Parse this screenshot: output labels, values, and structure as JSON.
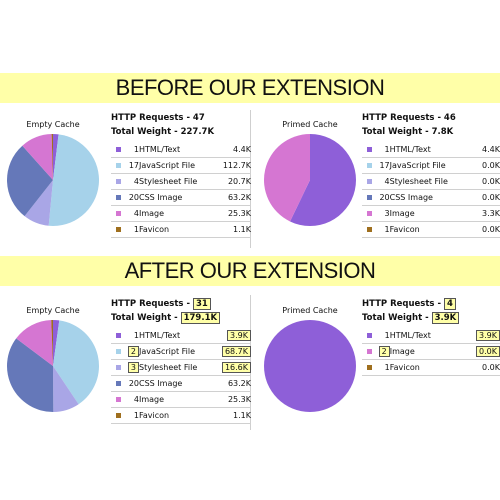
{
  "before": {
    "heading": "BEFORE OUR EXTENSION",
    "empty": {
      "label": "Empty Cache",
      "requests_label": "HTTP Requests - 47",
      "weight_label": "Total Weight - 227.7K",
      "rows": [
        {
          "count": "1",
          "type": "HTML/Text",
          "size": "4.4K",
          "color": "#8e5fd8",
          "kb": 4.4
        },
        {
          "count": "17",
          "type": "JavaScript File",
          "size": "112.7K",
          "color": "#a6d2ea",
          "kb": 112.7
        },
        {
          "count": "4",
          "type": "Stylesheet File",
          "size": "20.7K",
          "color": "#a9a6e6",
          "kb": 20.7
        },
        {
          "count": "20",
          "type": "CSS Image",
          "size": "63.2K",
          "color": "#6578b9",
          "kb": 63.2
        },
        {
          "count": "4",
          "type": "Image",
          "size": "25.3K",
          "color": "#d576d2",
          "kb": 25.3
        },
        {
          "count": "1",
          "type": "Favicon",
          "size": "1.1K",
          "color": "#9f6f1e",
          "kb": 1.1
        }
      ]
    },
    "primed": {
      "label": "Primed Cache",
      "requests_label": "HTTP Requests - 46",
      "weight_label": "Total Weight - 7.8K",
      "rows": [
        {
          "count": "1",
          "type": "HTML/Text",
          "size": "4.4K",
          "color": "#8e5fd8",
          "kb": 4.4
        },
        {
          "count": "17",
          "type": "JavaScript File",
          "size": "0.0K",
          "color": "#a6d2ea",
          "kb": 0
        },
        {
          "count": "4",
          "type": "Stylesheet File",
          "size": "0.0K",
          "color": "#a9a6e6",
          "kb": 0
        },
        {
          "count": "20",
          "type": "CSS Image",
          "size": "0.0K",
          "color": "#6578b9",
          "kb": 0
        },
        {
          "count": "3",
          "type": "Image",
          "size": "3.3K",
          "color": "#d576d2",
          "kb": 3.3
        },
        {
          "count": "1",
          "type": "Favicon",
          "size": "0.0K",
          "color": "#9f6f1e",
          "kb": 0
        }
      ]
    }
  },
  "after": {
    "heading": "AFTER OUR EXTENSION",
    "empty": {
      "label": "Empty Cache",
      "requests_prefix": "HTTP Requests -",
      "requests_value": "31",
      "weight_prefix": "Total Weight -",
      "weight_value": "179.1K",
      "rows": [
        {
          "count": "1",
          "type": "HTML/Text",
          "size": "3.9K",
          "color": "#8e5fd8",
          "kb": 3.9,
          "count_hl": false,
          "size_hl": true
        },
        {
          "count": "2",
          "type": "JavaScript File",
          "size": "68.7K",
          "color": "#a6d2ea",
          "kb": 68.7,
          "count_hl": true,
          "size_hl": true
        },
        {
          "count": "3",
          "type": "Stylesheet File",
          "size": "16.6K",
          "color": "#a9a6e6",
          "kb": 16.6,
          "count_hl": true,
          "size_hl": true
        },
        {
          "count": "20",
          "type": "CSS Image",
          "size": "63.2K",
          "color": "#6578b9",
          "kb": 63.2,
          "count_hl": false,
          "size_hl": false
        },
        {
          "count": "4",
          "type": "Image",
          "size": "25.3K",
          "color": "#d576d2",
          "kb": 25.3,
          "count_hl": false,
          "size_hl": false
        },
        {
          "count": "1",
          "type": "Favicon",
          "size": "1.1K",
          "color": "#9f6f1e",
          "kb": 1.1,
          "count_hl": false,
          "size_hl": false
        }
      ]
    },
    "primed": {
      "label": "Primed Cache",
      "requests_prefix": "HTTP Requests -",
      "requests_value": "4",
      "weight_prefix": "Total Weight -",
      "weight_value": "3.9K",
      "rows": [
        {
          "count": "1",
          "type": "HTML/Text",
          "size": "3.9K",
          "color": "#8e5fd8",
          "kb": 3.9,
          "count_hl": false,
          "size_hl": true
        },
        {
          "count": "2",
          "type": "Image",
          "size": "0.0K",
          "color": "#d576d2",
          "kb": 0,
          "count_hl": true,
          "size_hl": true
        },
        {
          "count": "1",
          "type": "Favicon",
          "size": "0.0K",
          "color": "#9f6f1e",
          "kb": 0,
          "count_hl": false,
          "size_hl": false
        }
      ]
    }
  }
}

------

[PROBLEM DETAILS]
Extract each line holding the string "EXTENSION".

[FINISHED EXERCISE]
    "heading": "BEFORE OUR EXTENSION",
    "heading": "AFTER OUR EXTENSION",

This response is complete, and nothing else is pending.